Problems ▸
[1] In the passage on New Zealand wine prices, rewrite the part from "Outline of Paper" to "in this study." so that "statistical model" takes the place of "econometric model".
[2] Convert the records from the first line to the line with "UI element localization: list" into a numbered list, skipping any blank lines and leaving out the pictures.

The issue in question, however, is what characteristics make
a wine desirable to consumers, in this case from New
Zealand. The topic examined in this paper is the determinants
of bottle price using the hedonic price model for New
Zealand wines in the global market for 2012. Various studies,
such as Bicknell and MacDonald (2012), Oczkowski (2001)
and Anderson and Schamel (2003), analyze the effects of
ratings and reputation on wine prices in New Zealand. There
has also been some research into the effects of sensorial
characteristics on New Zealand wines, such as that conducted
by Combris, Lecocq, and Visser (1997). Studies such as
Bicknell and MacDonald (2012) have been conducted on the
influences of a particular type of grape variety or wine on
bottle price.
This study will broaden the research to include reputational,
sensorial, quality, and objective variables to create a more
complete breakdown of influences on New Zealand wine
prices. As of yet, no other study to my knowledge has
analyzed New Zealand wines for years later than 2010, and
no paper later than 2003 conducts a comprehensive study for
New Zealand such as this one. Much of the information I
gathered came from world-renowned wine critic Robert
Parker’s website and database, Robert Parker’s Wine
Advocates. Robert Parker is famous for his ability to
influence bottle prices with his ratings and reviews
(Anderson & Schamel, 2003).
This study seeks to provide better insight into what
characteristics make a bottle of wine desirable to consumers,
particularly in determining how significant Parker Ratings
are to New Zealand bottle prices. This could in turn be used
by individuals and businesses to make wiser purchases when
buying New Zealand wines and by New Zealand vineyards to
produce more wines with those particular desired attributes.
If the Parker Rating were significant for New Zealand wines,
then wineries would be able to determine what characteristics
are correlated with the highest Parker Ratings and target
those characteristics. If the Parker Rating were not significant
for New Zealand wines, then wineries could still use the
information from this study to see which characteristics are
the most significant influences on bottle price.
Outline of Paper
This study attempts to determine the significant objective,
sensorial, reputational, and quality factors that influence the
bottle price of New Zealand wines in the hedonic price
model. The second section will review the literature used in
this study to identify the factors associated with bottle price.
The descriptive statistics, data, and variables used will be
discussed in the third section, and the fourth will detail the
econometric model and methodology utilized in this study.
The fifth section will discuss the regression equations and
results of the various models. Conclusions and implications
of the findings will be examined in the final section.

Image region annotations:
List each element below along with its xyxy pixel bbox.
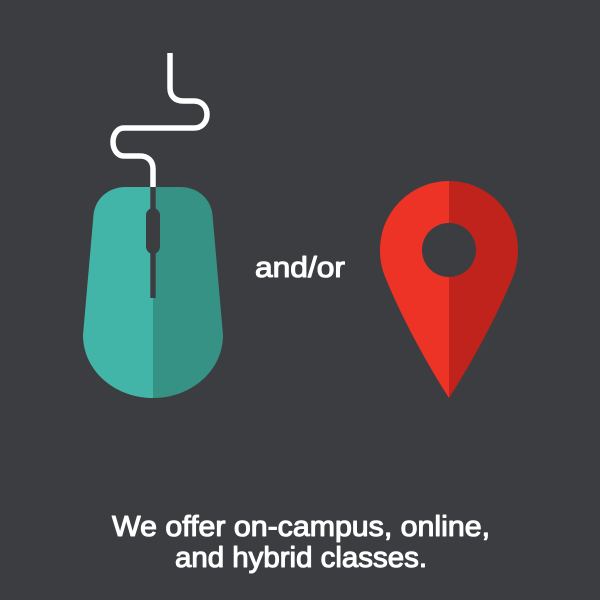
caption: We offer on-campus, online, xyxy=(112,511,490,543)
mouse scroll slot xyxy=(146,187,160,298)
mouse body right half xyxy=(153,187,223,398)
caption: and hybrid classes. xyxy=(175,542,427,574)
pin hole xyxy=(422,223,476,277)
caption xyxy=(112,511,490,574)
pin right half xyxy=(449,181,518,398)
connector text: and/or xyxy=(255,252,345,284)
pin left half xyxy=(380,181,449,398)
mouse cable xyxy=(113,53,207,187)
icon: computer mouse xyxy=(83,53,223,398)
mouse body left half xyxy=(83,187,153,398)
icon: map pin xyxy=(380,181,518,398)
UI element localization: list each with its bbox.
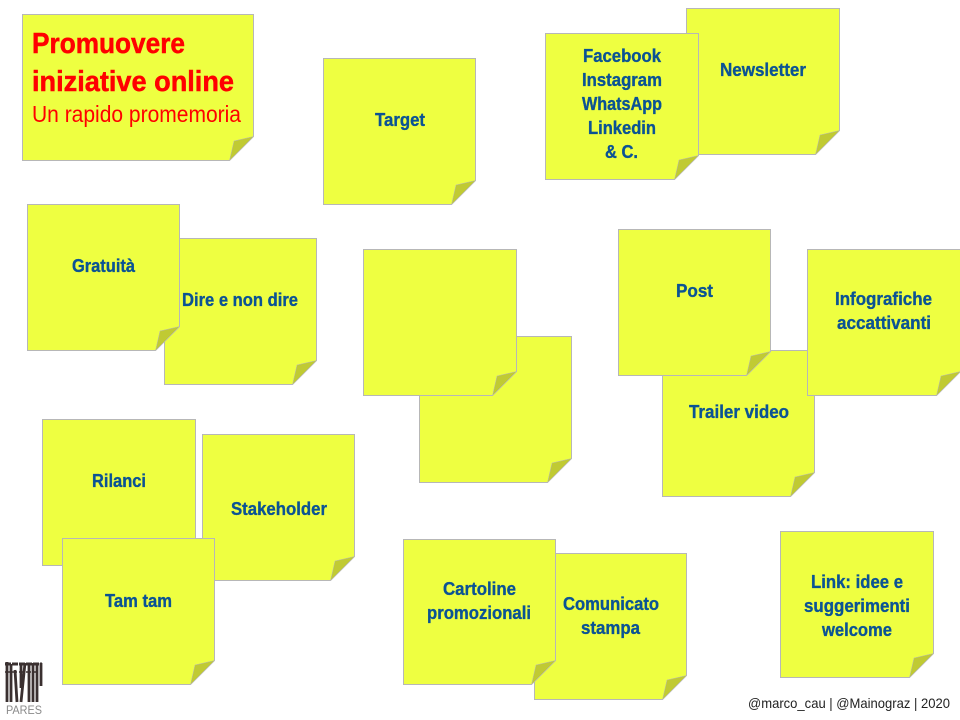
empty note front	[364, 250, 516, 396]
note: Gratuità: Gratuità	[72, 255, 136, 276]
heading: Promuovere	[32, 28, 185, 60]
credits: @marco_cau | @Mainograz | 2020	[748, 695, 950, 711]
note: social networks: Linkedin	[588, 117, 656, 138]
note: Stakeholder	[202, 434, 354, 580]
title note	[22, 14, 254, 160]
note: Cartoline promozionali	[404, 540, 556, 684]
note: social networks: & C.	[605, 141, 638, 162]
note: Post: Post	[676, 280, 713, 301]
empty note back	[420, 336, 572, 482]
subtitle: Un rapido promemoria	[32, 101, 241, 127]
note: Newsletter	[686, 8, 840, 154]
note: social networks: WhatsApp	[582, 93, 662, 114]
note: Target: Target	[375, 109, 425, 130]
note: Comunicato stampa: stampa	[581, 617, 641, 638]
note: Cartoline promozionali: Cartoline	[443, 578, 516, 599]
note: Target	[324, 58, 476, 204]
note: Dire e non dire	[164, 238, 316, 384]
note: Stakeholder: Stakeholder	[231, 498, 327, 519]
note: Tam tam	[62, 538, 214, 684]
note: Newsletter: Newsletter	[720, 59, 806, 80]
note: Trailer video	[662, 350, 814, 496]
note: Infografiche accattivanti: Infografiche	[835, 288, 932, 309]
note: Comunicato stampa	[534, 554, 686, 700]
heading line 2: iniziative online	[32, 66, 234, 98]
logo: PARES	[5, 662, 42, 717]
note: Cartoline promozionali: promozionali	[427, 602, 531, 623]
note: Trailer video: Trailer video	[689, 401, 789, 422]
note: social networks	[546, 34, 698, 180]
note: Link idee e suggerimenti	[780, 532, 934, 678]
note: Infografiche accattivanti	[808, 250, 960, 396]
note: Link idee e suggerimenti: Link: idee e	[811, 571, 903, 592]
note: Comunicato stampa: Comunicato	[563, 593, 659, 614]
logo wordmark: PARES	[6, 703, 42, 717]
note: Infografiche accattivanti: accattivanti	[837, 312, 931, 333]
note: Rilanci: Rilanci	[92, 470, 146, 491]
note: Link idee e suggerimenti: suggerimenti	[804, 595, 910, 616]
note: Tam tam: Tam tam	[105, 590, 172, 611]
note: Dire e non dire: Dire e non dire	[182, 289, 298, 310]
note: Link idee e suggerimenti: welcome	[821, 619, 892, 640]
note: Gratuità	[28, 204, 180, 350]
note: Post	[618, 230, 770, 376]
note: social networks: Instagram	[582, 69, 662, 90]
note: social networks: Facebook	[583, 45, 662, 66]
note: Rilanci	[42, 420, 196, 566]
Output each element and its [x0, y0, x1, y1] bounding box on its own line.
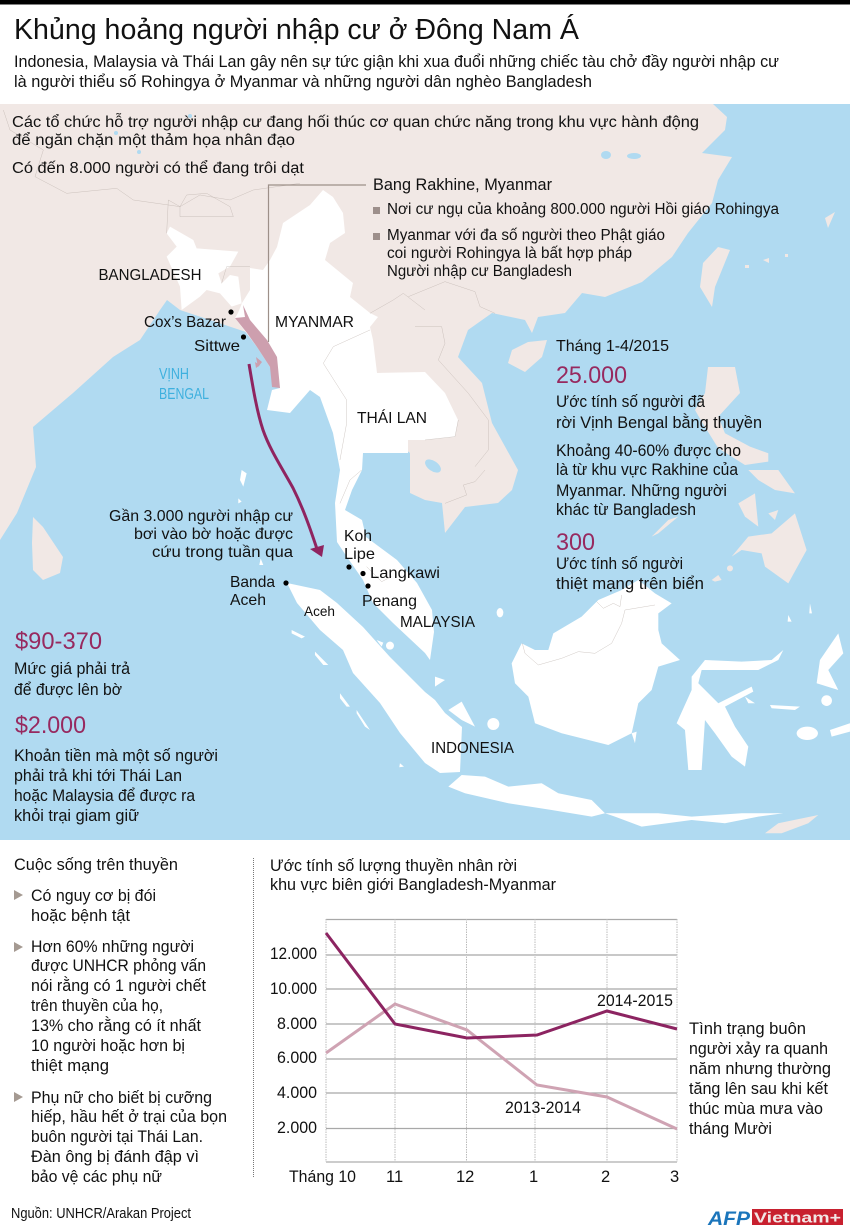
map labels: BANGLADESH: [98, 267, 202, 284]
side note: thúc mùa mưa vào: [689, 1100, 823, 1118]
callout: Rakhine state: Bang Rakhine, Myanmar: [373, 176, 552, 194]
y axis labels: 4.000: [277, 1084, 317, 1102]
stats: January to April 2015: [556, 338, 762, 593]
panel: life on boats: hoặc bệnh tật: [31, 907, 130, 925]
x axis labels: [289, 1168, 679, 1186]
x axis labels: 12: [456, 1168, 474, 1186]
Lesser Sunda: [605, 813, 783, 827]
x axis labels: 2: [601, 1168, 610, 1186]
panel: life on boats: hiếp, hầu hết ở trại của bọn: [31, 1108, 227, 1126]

Results for each task ▸
[1]
Outline of Paper
This study attempts to determine the significant objective,
sensorial, reputational, and quality factors that influence the
bottle price of New Zealand wines in the hedonic price
model. The second section will review the literature used in
this study to identify the factors associated with bottle price.
The descriptive statistics, data, and variables used will be
discussed in the third section, and the fourth will detail the
statistical model and methodology utilized in this study.

[2]
1. List each element below along with its xyxy pixel bbox.
2. caption: We offer on-campus, online, xyxy=(112,511,490,543)
3. mouse scroll slot xyxy=(146,187,160,298)
4. mouse body right half xyxy=(153,187,223,398)
5. caption: and hybrid classes. xyxy=(175,542,427,574)
6. pin hole xyxy=(422,223,476,277)
7. caption xyxy=(112,511,490,574)
8. pin right half xyxy=(449,181,518,398)
9. connector text: and/or xyxy=(255,252,345,284)
10. pin left half xyxy=(380,181,449,398)
11. mouse cable xyxy=(113,53,207,187)
12. icon: computer mouse xyxy=(83,53,223,398)
13. mouse body left half xyxy=(83,187,153,398)
14. icon: map pin xyxy=(380,181,518,398)
15. UI element localization: list each with its bbox.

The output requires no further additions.